MATERIAL SUPPLIED:
◇ ◇ ◇ ◇
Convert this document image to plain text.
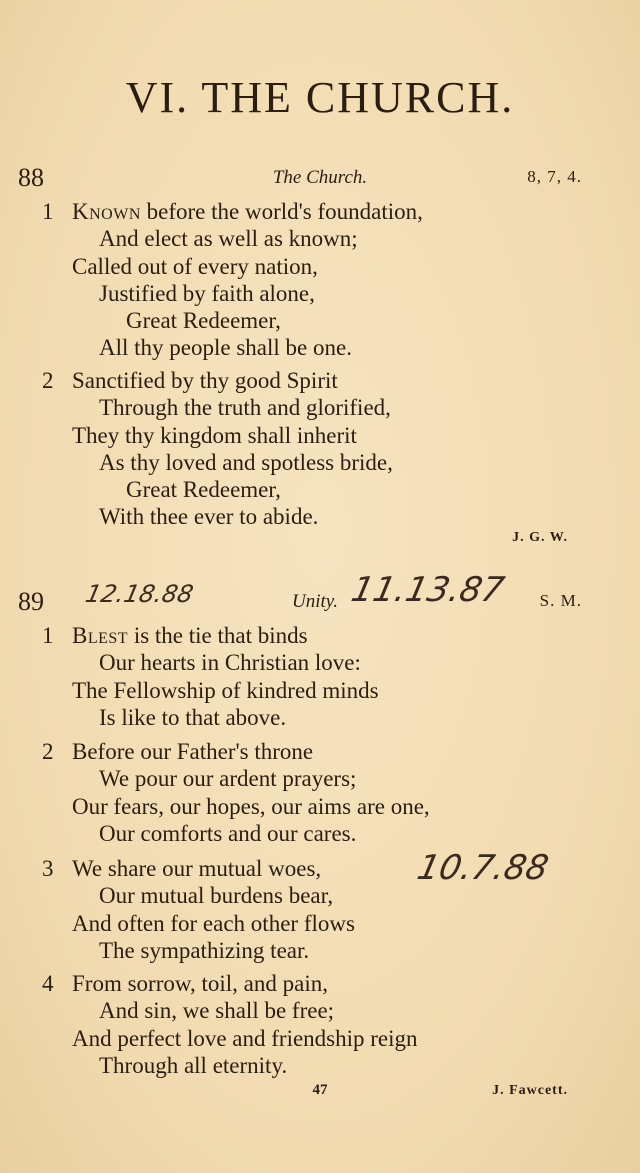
VI. THE CHURCH.
88	The Church.	8, 7, 4.
1 Known before the world's foundation,
And elect as well as known;
Called out of every nation,
Justified by faith alone,
Great Redeemer,
All thy people shall be one.
2 Sanctified by thy good Spirit
Through the truth and glorified,
They thy kingdom shall inherit
As thy loved and spotless bride,
Great Redeemer,
With thee ever to abide.
J. G. W.
89	Unity.	S. M.
12.18.88	11.13.87
1 Blest is the tie that binds
Our hearts in Christian love:
The Fellowship of kindred minds
Is like to that above.
2 Before our Father's throne
We pour our ardent prayers;
Our fears, our hopes, our aims are one,
Our comforts and our cares.
3 We share our mutual woes,
Our mutual burdens bear,
And often for each other flows
The sympathizing tear.
10.7.88
4 From sorrow, toil, and pain,
And sin, we shall be free;
And perfect love and friendship reign
Through all eternity.
47	J. Fawcett.
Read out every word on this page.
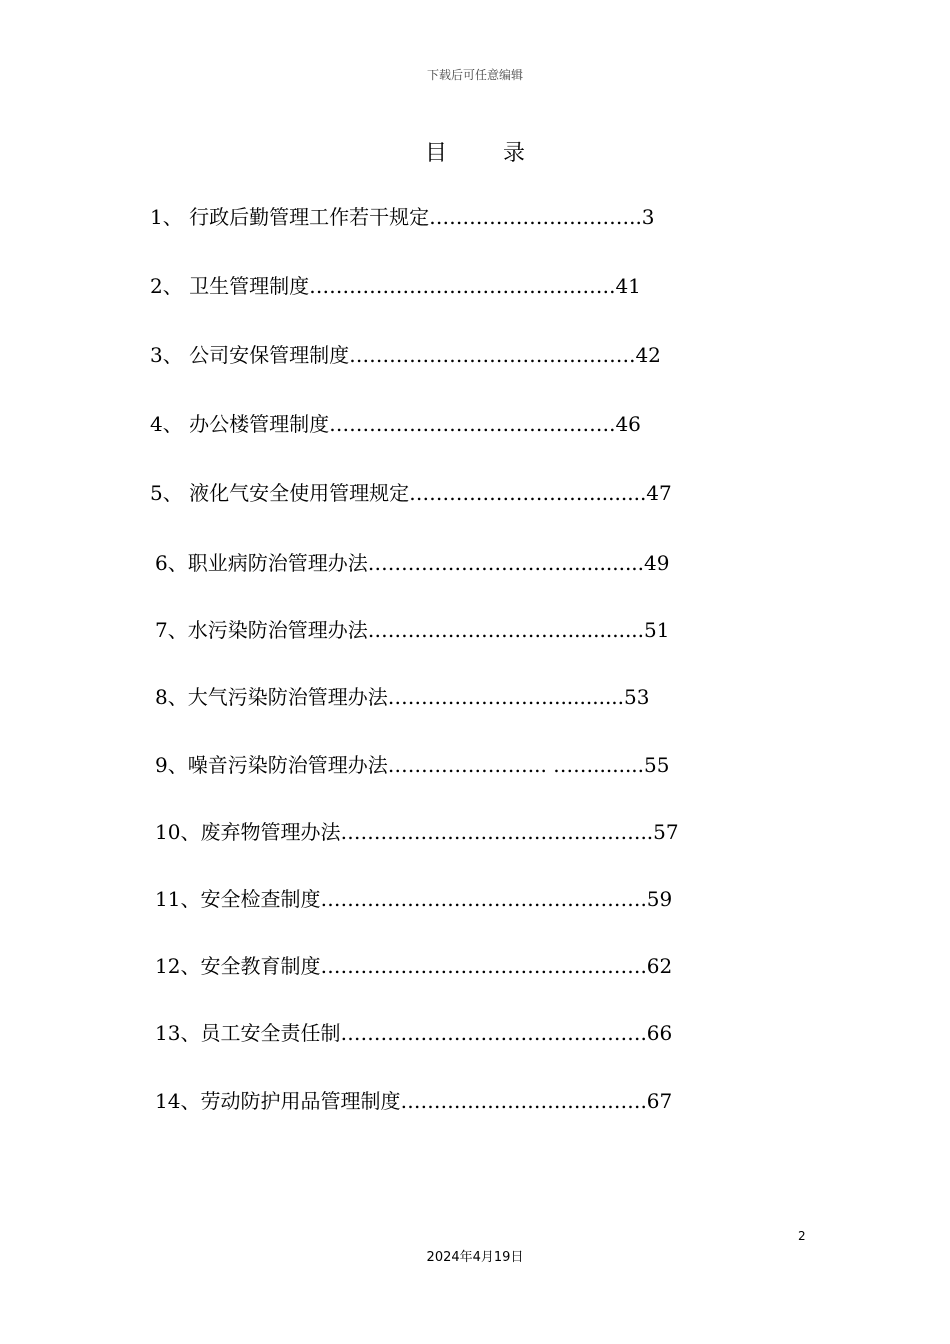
下载后可任意编辑
目	录
1、 行政后勤管理工作若干规定…………………………..3
2、 卫生管理制度……………………………………….41
3、 公司安保管理制度…………………………………….42
4、 办公楼管理制度…………………………………….46
5、 液化气安全使用管理规定……………………….........47
6、职业病防治管理办法…………………………............49
7、水污染防治管理办法…………………………............51
8、大气污染防治管理办法……………………............53
9、噪音污染防治管理办法…………………... ……........55
10、废弃物管理办法………………………………………..57
11、安全检查制度………………………………………….59
12、安全教育制度………………………………………….62
13、员工安全责任制……………………………………….66
14、劳动防护用品管理制度……………………………….67
2
2024年4月19日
◇ ◇ ◇ ◇
INSTRUCTION: Copy the entries exactly. Leave out the images.

SOLUTION FOR THIS TASK:
Convert this document image to plain text.
VI. THE CHURCH.
88	The Church.	8, 7, 4.
1 Known before the world's foundation,
And elect as well as known;
Called out of every nation,
Justified by faith alone,
Great Redeemer,
All thy people shall be one.
2 Sanctified by thy good Spirit
Through the truth and glorified,
They thy kingdom shall inherit
As thy loved and spotless bride,
Great Redeemer,
With thee ever to abide.
J. G. W.
89	Unity.	S. M.
12.18.88	11.13.87
1 Blest is the tie that binds
Our hearts in Christian love:
The Fellowship of kindred minds
Is like to that above.
2 Before our Father's throne
We pour our ardent prayers;
Our fears, our hopes, our aims are one,
Our comforts and our cares.
3 We share our mutual woes,
Our mutual burdens bear,
And often for each other flows
The sympathizing tear.
10.7.88
4 From sorrow, toil, and pain,
And sin, we shall be free;
And perfect love and friendship reign
Through all eternity.
47	J. Fawcett.
Read out every word on this page.
下载后可任意编辑
目	录
1、 行政后勤管理工作若干规定…………………………..3
2、 卫生管理制度……………………………………….41
3、 公司安保管理制度…………………………………….42
4、 办公楼管理制度…………………………………….46
5、 液化气安全使用管理规定……………………….........47
6、职业病防治管理办法…………………………............49
7、水污染防治管理办法…………………………............51
8、大气污染防治管理办法……………………............53
9、噪音污染防治管理办法…………………... ……........55
10、废弃物管理办法………………………………………..57
11、安全检查制度………………………………………….59
12、安全教育制度………………………………………….62
13、员工安全责任制……………………………………….66
14、劳动防护用品管理制度……………………………….67
2
2024年4月19日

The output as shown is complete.